--- start of INPUT RECORDS ---
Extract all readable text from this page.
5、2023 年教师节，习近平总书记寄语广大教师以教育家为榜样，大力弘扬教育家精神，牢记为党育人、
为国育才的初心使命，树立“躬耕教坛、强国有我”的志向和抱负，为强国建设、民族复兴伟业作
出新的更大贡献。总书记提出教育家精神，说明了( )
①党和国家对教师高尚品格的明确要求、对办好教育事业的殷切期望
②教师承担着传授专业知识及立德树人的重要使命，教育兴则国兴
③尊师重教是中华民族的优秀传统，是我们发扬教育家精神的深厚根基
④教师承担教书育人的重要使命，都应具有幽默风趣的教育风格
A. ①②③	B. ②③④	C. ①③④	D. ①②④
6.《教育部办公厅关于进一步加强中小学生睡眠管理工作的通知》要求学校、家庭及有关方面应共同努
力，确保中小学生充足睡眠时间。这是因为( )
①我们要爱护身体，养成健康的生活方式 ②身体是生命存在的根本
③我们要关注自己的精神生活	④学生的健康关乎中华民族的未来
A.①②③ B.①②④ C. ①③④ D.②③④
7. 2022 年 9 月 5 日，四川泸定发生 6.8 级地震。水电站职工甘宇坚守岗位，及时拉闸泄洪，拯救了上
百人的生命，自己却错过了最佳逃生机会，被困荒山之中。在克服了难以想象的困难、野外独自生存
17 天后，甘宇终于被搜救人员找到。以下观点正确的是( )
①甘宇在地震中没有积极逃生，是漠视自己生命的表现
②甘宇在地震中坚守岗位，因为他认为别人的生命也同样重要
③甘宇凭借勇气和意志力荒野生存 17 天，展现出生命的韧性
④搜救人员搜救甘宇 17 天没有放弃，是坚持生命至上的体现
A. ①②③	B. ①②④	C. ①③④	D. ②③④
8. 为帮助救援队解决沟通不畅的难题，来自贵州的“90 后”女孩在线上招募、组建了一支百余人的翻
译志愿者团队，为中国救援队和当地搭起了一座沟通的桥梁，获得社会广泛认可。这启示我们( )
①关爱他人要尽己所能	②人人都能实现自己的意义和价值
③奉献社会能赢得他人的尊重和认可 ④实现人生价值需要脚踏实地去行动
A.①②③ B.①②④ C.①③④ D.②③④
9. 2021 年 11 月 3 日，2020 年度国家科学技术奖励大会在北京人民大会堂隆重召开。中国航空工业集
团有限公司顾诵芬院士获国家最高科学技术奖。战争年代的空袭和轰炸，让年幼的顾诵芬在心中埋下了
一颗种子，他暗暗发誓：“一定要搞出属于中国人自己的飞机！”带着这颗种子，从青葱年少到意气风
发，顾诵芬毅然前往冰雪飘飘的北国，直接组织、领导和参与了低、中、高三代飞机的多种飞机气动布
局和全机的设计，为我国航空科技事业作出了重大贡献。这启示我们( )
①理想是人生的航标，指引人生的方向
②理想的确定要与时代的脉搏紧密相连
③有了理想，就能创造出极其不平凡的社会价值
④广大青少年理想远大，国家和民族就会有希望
--- end of INPUT RECORDS ---
WRITTEN EXERCISE
Extract each line from the entries above that contains the string "这启示我们".

ANSWER IN FULL
译志愿者团队，为中国救援队和当地搭起了一座沟通的桥梁，获得社会广泛认可。这启示我们( )
局和全机的设计，为我国航空科技事业作出了重大贡献。这启示我们( )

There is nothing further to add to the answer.